## RECORDS SUPPLIED

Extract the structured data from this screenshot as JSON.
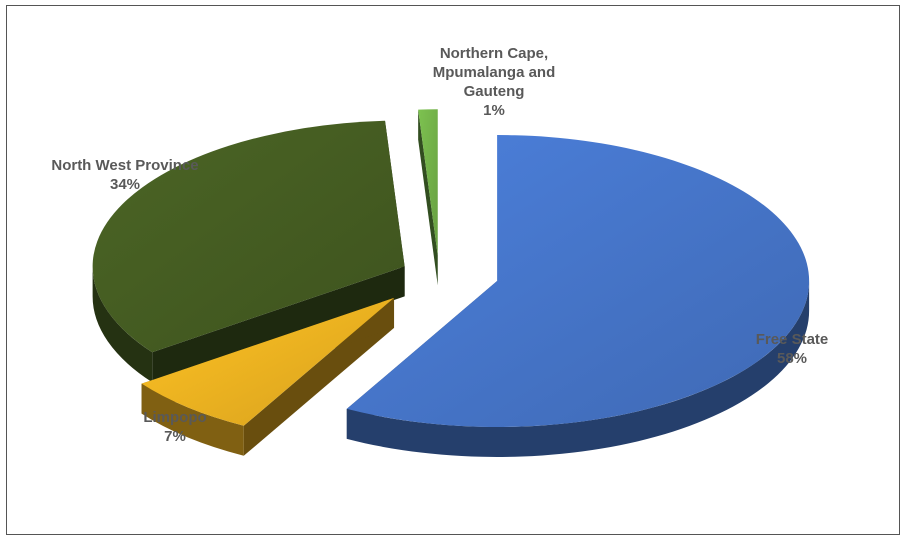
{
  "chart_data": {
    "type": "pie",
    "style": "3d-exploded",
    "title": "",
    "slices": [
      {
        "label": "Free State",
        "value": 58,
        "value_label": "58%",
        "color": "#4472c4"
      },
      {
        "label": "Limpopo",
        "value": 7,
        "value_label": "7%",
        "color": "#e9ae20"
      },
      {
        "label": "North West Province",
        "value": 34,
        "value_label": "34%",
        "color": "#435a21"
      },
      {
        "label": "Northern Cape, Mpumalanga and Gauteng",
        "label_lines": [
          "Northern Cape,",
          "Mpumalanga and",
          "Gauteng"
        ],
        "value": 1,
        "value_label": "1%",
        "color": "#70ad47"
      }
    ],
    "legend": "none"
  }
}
---
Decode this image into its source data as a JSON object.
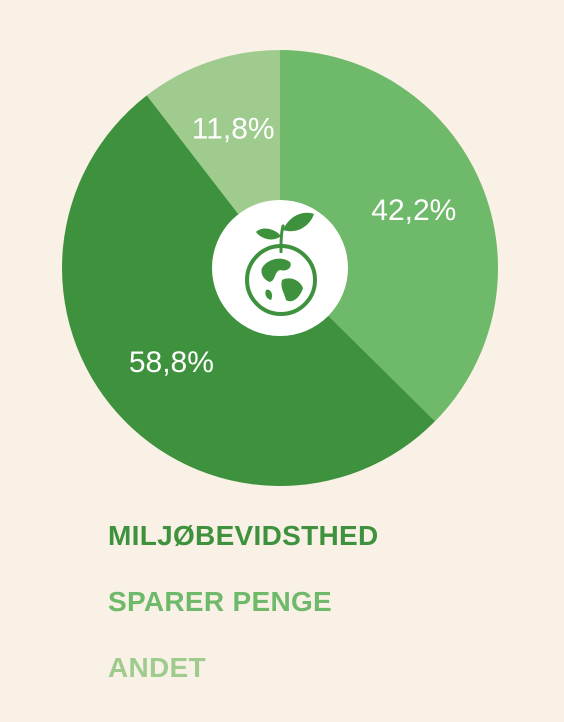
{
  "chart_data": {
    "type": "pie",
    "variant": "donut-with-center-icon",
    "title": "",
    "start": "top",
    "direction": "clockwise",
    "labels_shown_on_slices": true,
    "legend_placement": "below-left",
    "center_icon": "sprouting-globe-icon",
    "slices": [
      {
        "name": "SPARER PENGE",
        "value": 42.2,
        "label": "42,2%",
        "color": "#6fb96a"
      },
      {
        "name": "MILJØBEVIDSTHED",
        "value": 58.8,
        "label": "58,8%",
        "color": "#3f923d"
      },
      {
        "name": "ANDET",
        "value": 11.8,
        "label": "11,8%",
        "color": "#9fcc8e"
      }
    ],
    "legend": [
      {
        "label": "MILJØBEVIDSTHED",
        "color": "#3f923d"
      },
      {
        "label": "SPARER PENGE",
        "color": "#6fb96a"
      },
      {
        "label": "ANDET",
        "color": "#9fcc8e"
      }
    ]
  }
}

## TO DO
Your answer should be only the number of lines that hold the word "Cape".

## TASK SOLUTION
2